**Short task:** Copy every line with the string "JSON" in it.

─── Items

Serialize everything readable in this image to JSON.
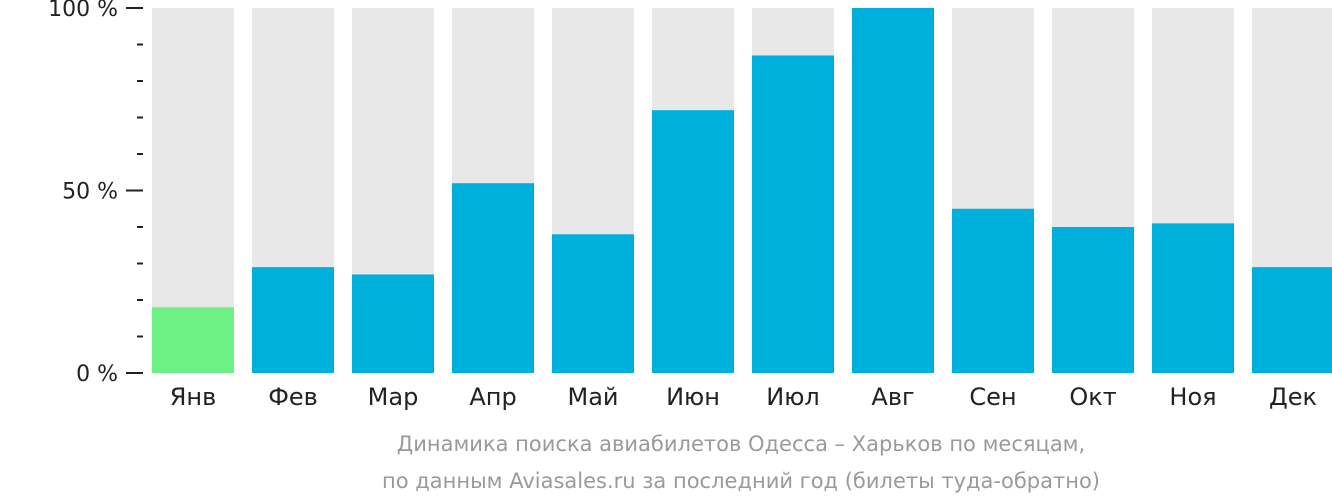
{
  "chart_data": {
    "type": "bar",
    "categories": [
      "Янв",
      "Фев",
      "Мар",
      "Апр",
      "Май",
      "Июн",
      "Июл",
      "Авг",
      "Сен",
      "Окт",
      "Ноя",
      "Дек"
    ],
    "values": [
      18,
      29,
      27,
      52,
      38,
      72,
      87,
      100,
      45,
      40,
      41,
      29
    ],
    "ylim": [
      0,
      100
    ],
    "yticks": [
      {
        "value": 0,
        "label": "0 %"
      },
      {
        "value": 50,
        "label": "50 %"
      },
      {
        "value": 100,
        "label": "100 %"
      }
    ],
    "minor_tick_step": 10,
    "colors": {
      "bar": "#00b0dc",
      "highlight": "#6df084",
      "background_bar": "#e8e8e8",
      "axis": "#222222"
    },
    "highlight_index": 0,
    "caption_line1": "Динамика поиска авиабилетов Одесса – Харьков по месяцам,",
    "caption_line2": "по данным Aviasales.ru за последний год (билеты туда-обратно)"
  }
}
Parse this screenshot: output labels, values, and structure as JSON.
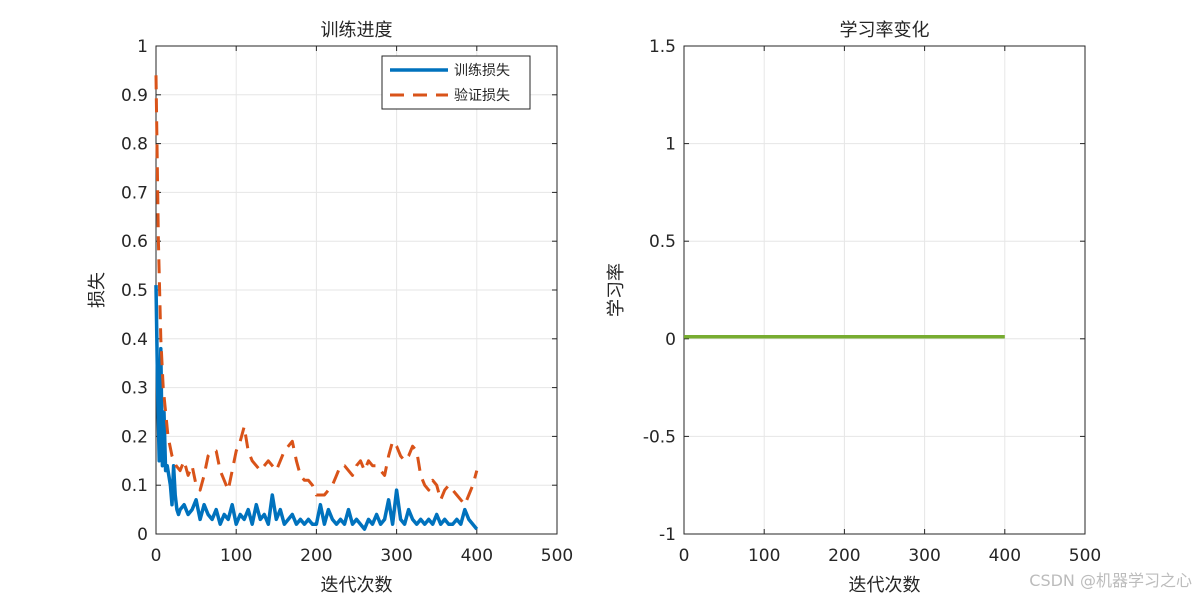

──────

**Final result:**
Serialize everything readable in this image to JSON.
Parse this screenshot: output labels, values, and structure as JSON.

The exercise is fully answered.